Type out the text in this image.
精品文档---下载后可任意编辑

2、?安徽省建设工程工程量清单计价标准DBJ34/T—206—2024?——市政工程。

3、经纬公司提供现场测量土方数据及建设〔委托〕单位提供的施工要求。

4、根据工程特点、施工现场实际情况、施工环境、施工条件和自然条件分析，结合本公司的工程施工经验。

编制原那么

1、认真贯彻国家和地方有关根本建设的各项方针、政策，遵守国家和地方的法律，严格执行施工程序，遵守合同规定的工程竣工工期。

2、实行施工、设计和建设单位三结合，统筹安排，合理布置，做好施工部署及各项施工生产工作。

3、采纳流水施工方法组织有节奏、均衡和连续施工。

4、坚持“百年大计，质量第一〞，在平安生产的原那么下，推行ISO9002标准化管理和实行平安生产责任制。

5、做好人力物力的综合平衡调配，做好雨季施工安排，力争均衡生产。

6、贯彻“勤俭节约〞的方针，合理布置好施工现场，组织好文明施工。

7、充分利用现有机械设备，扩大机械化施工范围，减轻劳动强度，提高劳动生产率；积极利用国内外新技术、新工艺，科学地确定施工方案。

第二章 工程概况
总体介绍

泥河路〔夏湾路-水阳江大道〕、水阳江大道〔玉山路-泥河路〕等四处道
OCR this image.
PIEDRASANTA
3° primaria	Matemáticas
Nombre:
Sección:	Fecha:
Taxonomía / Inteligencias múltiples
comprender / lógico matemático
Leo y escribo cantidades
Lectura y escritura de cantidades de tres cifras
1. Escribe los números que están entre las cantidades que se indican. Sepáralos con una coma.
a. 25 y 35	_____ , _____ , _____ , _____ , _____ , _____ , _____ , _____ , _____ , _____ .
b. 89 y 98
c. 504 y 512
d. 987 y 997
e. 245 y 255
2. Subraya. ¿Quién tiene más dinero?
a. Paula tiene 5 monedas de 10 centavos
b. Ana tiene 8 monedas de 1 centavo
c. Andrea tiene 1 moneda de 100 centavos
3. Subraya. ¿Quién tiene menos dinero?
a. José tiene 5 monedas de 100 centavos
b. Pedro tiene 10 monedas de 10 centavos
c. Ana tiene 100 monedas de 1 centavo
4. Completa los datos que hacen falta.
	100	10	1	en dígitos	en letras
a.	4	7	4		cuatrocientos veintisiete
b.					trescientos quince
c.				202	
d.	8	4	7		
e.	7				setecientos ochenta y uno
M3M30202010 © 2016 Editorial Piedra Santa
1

### [JOB]
Write out the data again, exactly and in full.

### [EXERCISE RESPONSE]
Type out the text in this image.
精品文档---下载后可任意编辑

2、?安徽省建设工程工程量清单计价标准DBJ34/T—206—2024?——市政工程。

3、经纬公司提供现场测量土方数据及建设〔委托〕单位提供的施工要求。

4、根据工程特点、施工现场实际情况、施工环境、施工条件和自然条件分析，结合本公司的工程施工经验。

编制原那么

1、认真贯彻国家和地方有关根本建设的各项方针、政策，遵守国家和地方的法律，严格执行施工程序，遵守合同规定的工程竣工工期。

2、实行施工、设计和建设单位三结合，统筹安排，合理布置，做好施工部署及各项施工生产工作。

3、采纳流水施工方法组织有节奏、均衡和连续施工。

4、坚持“百年大计，质量第一〞，在平安生产的原那么下，推行ISO9002标准化管理和实行平安生产责任制。

5、做好人力物力的综合平衡调配，做好雨季施工安排，力争均衡生产。

6、贯彻“勤俭节约〞的方针，合理布置好施工现场，组织好文明施工。

7、充分利用现有机械设备，扩大机械化施工范围，减轻劳动强度，提高劳动生产率；积极利用国内外新技术、新工艺，科学地确定施工方案。

第二章 工程概况
总体介绍

泥河路〔夏湾路-水阳江大道〕、水阳江大道〔玉山路-泥河路〕等四处道
OCR this image.
PIEDRASANTA
3° primaria	Matemáticas
Nombre:
Sección:	Fecha:
Taxonomía / Inteligencias múltiples
comprender / lógico matemático
Leo y escribo cantidades
Lectura y escritura de cantidades de tres cifras
1. Escribe los números que están entre las cantidades que se indican. Sepáralos con una coma.
a. 25 y 35	_____ , _____ , _____ , _____ , _____ , _____ , _____ , _____ , _____ , _____ .
b. 89 y 98
c. 504 y 512
d. 987 y 997
e. 245 y 255
2. Subraya. ¿Quién tiene más dinero?
a. Paula tiene 5 monedas de 10 centavos
b. Ana tiene 8 monedas de 1 centavo
c. Andrea tiene 1 moneda de 100 centavos
3. Subraya. ¿Quién tiene menos dinero?
a. José tiene 5 monedas de 100 centavos
b. Pedro tiene 10 monedas de 10 centavos
c. Ana tiene 100 monedas de 1 centavo
4. Completa los datos que hacen falta.
	100	10	1	en dígitos	en letras
a.	4	7	4		cuatrocientos veintisiete
b.					trescientos quince
c.				202	
d.	8	4	7		
e.	7				setecientos ochenta y uno
M3M30202010 © 2016 Editorial Piedra Santa
1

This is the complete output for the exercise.